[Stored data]
● ● ● ● ●
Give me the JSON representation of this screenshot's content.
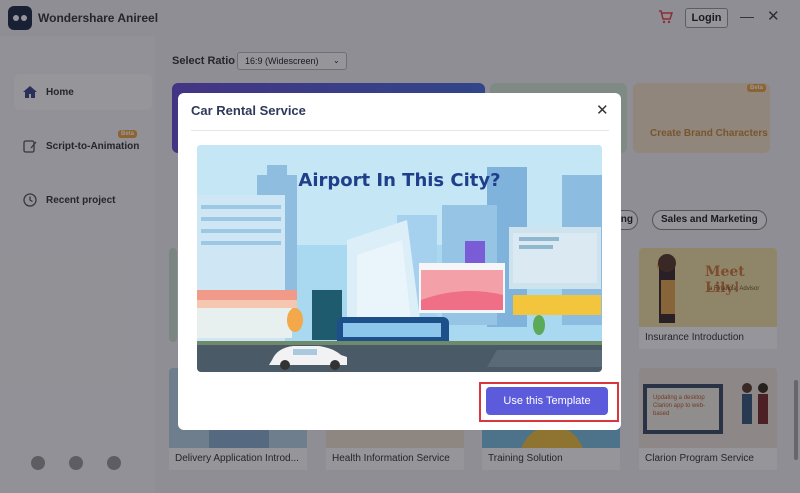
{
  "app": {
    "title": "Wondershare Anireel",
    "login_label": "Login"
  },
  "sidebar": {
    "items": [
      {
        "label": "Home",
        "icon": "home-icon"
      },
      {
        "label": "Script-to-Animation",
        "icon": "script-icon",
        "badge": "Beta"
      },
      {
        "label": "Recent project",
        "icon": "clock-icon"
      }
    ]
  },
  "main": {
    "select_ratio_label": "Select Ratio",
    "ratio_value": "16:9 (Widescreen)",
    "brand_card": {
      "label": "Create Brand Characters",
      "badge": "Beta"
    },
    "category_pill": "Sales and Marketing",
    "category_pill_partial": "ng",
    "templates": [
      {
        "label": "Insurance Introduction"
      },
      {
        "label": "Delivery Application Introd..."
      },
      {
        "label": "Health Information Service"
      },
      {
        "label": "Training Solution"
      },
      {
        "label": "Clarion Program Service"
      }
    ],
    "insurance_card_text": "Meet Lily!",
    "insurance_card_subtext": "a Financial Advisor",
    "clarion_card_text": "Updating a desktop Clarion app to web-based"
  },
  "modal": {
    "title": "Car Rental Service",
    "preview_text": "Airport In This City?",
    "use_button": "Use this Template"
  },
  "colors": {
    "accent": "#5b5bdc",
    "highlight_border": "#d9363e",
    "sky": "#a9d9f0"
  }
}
● ● ● ● ●
Required work
Going over the lines above, work out how many include "Clarion", then give only that number.

Correct result
2